begin INFORMATION SUPPLIED

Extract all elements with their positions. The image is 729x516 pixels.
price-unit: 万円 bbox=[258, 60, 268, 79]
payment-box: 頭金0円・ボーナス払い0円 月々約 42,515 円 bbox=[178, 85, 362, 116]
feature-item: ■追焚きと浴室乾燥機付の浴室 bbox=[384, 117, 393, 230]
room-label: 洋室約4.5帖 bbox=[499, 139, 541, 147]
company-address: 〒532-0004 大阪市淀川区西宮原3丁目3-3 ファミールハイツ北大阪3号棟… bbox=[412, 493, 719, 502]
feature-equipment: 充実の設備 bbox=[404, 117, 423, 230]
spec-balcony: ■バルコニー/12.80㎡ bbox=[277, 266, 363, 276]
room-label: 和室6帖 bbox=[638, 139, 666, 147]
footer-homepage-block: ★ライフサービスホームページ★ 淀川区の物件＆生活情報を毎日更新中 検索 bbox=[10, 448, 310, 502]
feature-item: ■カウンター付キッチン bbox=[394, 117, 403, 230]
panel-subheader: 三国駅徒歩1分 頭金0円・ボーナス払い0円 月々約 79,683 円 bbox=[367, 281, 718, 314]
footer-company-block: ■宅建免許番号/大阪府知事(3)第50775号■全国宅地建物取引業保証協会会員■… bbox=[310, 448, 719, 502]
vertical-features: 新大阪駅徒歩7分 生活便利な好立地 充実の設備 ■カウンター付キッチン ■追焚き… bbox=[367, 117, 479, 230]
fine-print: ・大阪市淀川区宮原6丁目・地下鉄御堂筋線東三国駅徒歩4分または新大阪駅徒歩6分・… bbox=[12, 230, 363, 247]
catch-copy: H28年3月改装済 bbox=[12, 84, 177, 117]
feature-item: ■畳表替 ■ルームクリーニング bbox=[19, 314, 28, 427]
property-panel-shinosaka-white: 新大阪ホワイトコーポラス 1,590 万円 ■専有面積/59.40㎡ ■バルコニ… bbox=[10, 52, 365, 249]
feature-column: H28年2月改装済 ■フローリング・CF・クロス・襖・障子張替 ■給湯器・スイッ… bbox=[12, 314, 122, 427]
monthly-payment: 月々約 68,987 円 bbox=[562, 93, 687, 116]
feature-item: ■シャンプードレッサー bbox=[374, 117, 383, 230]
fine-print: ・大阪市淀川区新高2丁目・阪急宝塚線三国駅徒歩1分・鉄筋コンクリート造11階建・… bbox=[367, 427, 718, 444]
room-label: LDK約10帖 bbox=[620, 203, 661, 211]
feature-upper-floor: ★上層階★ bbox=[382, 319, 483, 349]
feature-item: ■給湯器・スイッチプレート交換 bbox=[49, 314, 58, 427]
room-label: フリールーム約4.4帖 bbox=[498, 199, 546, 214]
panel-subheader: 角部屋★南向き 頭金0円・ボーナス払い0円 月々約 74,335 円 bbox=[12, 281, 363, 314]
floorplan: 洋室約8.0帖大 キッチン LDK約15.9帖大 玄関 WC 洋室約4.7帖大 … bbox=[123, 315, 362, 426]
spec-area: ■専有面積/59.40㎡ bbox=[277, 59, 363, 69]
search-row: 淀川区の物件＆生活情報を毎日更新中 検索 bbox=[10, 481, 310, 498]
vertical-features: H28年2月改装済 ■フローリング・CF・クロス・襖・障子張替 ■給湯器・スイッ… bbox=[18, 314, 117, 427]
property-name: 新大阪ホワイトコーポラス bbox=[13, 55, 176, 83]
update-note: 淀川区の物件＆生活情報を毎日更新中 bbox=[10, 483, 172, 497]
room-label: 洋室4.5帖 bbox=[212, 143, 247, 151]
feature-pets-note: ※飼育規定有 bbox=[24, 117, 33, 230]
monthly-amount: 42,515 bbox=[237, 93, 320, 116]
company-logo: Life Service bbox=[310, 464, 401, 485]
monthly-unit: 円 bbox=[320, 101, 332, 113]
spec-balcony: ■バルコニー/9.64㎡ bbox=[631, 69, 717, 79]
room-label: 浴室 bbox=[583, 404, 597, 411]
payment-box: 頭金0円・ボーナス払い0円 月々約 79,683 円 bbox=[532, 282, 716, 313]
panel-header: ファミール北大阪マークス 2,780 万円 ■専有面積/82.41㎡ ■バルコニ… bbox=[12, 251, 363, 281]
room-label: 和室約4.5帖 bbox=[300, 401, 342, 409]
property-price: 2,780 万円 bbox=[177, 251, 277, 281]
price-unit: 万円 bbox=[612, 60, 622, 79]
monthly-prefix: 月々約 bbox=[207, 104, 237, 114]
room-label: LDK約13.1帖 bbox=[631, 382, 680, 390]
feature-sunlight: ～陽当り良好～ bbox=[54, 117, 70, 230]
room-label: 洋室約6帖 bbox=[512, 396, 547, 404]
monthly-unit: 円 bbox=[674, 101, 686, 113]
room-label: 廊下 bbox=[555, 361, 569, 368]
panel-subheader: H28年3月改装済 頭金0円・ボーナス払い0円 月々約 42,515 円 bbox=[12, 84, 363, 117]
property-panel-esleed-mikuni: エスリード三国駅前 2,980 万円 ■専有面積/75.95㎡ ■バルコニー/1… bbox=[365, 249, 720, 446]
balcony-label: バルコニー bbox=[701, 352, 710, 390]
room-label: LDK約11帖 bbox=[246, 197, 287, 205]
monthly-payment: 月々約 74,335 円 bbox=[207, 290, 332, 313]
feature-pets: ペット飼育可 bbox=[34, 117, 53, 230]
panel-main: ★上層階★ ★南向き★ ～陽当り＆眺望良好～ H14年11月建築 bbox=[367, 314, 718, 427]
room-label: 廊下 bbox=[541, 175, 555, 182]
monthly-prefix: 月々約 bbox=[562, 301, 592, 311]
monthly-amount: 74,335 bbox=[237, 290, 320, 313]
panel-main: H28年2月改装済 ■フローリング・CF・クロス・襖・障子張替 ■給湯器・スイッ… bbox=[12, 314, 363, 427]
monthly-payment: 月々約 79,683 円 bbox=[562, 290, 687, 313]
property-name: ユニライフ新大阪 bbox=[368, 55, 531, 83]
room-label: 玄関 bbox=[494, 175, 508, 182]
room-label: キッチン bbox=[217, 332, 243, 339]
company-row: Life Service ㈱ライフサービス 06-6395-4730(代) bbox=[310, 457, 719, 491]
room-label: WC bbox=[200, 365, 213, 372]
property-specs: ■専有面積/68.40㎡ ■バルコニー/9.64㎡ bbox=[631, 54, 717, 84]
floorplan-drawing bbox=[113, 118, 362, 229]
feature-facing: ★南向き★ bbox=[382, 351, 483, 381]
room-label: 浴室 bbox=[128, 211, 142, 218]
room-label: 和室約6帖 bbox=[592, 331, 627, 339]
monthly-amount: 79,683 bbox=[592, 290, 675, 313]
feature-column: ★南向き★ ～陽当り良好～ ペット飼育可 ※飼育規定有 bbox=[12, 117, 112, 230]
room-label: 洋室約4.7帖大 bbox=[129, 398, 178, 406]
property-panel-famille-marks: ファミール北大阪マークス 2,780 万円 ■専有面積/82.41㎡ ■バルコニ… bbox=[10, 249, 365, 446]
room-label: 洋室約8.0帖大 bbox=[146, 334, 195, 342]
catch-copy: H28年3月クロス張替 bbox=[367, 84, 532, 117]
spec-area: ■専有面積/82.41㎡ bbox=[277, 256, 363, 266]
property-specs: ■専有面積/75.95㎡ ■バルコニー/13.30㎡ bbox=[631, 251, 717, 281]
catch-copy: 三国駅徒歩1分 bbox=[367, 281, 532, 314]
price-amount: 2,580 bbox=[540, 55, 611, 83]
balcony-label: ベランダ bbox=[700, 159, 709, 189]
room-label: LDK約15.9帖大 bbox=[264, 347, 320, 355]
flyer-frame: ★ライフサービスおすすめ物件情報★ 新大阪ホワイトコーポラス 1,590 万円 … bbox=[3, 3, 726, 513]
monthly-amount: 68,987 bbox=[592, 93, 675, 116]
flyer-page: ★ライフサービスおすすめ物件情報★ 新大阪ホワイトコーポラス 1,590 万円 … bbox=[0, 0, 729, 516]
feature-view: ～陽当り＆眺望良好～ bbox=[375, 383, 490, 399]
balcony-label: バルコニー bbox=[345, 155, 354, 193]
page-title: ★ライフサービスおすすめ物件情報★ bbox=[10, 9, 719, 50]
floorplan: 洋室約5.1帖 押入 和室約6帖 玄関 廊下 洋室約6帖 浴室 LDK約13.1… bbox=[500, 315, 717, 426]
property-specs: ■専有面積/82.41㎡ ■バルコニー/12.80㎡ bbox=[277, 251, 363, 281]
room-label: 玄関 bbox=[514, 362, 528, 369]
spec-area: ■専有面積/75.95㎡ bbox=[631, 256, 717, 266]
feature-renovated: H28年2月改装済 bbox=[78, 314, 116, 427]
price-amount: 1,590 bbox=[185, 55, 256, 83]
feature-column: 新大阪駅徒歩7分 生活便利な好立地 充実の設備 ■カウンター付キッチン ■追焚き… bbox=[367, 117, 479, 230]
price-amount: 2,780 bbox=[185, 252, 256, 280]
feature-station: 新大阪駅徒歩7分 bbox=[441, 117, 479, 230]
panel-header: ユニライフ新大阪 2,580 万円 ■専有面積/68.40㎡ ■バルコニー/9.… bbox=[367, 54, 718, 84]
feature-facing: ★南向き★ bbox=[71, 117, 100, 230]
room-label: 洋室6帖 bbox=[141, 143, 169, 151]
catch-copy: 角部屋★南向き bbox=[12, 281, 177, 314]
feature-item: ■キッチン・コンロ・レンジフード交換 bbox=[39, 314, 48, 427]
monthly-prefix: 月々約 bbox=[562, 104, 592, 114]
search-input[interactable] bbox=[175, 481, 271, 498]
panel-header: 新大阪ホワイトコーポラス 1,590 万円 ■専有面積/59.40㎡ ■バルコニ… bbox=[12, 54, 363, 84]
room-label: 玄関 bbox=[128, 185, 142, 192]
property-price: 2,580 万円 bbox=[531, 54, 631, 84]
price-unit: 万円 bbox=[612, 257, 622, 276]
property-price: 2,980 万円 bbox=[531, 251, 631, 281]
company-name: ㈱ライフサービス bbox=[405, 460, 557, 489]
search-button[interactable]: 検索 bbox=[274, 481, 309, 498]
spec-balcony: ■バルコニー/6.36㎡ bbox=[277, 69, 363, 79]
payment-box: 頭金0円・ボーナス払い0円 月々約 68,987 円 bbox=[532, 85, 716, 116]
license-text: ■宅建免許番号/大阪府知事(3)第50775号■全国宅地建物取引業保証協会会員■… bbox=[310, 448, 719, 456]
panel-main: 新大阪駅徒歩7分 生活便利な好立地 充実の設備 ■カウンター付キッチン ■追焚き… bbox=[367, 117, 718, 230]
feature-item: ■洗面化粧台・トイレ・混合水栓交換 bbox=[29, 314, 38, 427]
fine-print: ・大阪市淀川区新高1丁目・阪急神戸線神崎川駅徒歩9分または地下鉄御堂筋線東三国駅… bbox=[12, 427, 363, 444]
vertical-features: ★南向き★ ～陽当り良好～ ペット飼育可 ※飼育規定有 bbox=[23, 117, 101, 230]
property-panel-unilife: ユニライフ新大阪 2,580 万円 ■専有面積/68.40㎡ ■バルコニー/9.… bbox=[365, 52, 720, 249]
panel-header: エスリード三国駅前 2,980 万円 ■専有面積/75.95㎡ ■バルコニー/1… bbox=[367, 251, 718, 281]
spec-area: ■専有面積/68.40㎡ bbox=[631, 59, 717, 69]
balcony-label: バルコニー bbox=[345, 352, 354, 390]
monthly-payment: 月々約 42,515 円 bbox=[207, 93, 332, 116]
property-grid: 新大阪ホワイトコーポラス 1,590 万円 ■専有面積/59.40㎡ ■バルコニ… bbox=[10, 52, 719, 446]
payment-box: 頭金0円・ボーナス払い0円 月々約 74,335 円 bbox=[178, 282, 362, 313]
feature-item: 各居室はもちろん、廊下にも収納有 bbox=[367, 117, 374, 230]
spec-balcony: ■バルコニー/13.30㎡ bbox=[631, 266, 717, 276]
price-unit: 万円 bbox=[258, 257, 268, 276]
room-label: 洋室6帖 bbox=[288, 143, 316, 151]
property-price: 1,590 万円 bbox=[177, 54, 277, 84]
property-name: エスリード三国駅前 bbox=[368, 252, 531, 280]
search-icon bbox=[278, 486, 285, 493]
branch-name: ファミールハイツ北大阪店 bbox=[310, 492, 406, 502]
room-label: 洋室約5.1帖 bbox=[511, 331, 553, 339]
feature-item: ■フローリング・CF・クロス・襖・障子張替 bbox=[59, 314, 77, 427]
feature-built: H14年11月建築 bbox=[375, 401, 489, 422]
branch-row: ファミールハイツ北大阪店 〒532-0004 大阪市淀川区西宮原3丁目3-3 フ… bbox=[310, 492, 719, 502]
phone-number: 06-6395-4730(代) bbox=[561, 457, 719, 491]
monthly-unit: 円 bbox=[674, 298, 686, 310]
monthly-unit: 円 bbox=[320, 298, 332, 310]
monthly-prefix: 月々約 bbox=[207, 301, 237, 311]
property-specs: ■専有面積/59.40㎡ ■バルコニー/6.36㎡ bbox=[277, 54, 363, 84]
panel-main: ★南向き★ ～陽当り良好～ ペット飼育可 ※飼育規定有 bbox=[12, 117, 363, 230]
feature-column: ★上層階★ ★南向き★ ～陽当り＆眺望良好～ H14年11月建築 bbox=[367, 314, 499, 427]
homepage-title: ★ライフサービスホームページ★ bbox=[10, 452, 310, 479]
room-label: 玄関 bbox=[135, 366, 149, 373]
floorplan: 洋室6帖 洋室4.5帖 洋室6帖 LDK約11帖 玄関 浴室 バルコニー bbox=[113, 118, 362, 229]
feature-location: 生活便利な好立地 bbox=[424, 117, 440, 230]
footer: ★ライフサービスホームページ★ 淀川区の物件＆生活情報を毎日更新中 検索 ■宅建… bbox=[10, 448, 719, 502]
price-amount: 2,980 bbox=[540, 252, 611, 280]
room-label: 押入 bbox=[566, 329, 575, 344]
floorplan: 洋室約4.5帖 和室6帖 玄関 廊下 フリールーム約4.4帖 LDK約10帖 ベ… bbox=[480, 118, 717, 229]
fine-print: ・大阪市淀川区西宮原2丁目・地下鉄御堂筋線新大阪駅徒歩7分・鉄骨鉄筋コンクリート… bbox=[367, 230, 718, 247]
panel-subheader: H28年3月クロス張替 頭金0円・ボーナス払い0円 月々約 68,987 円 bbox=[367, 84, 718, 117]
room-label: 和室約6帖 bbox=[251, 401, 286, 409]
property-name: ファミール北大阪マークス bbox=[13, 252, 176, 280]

end INFORMATION SUPPLIED

## TASK BRIEF:
Can you quote the listing above word for word, from its opening line up to and including the line with "spec-balcony: ■バルコニー/12.80㎡ bbox=[277, 266, 363, 276]"?

## FINAL RESULT:
Extract all elements with their positions. The image is 729x516 pixels.
price-unit: 万円 bbox=[258, 60, 268, 79]
payment-box: 頭金0円・ボーナス払い0円 月々約 42,515 円 bbox=[178, 85, 362, 116]
feature-item: ■追焚きと浴室乾燥機付の浴室 bbox=[384, 117, 393, 230]
room-label: 洋室約4.5帖 bbox=[499, 139, 541, 147]
company-address: 〒532-0004 大阪市淀川区西宮原3丁目3-3 ファミールハイツ北大阪3号棟… bbox=[412, 493, 719, 502]
feature-equipment: 充実の設備 bbox=[404, 117, 423, 230]
spec-balcony: ■バルコニー/12.80㎡ bbox=[277, 266, 363, 276]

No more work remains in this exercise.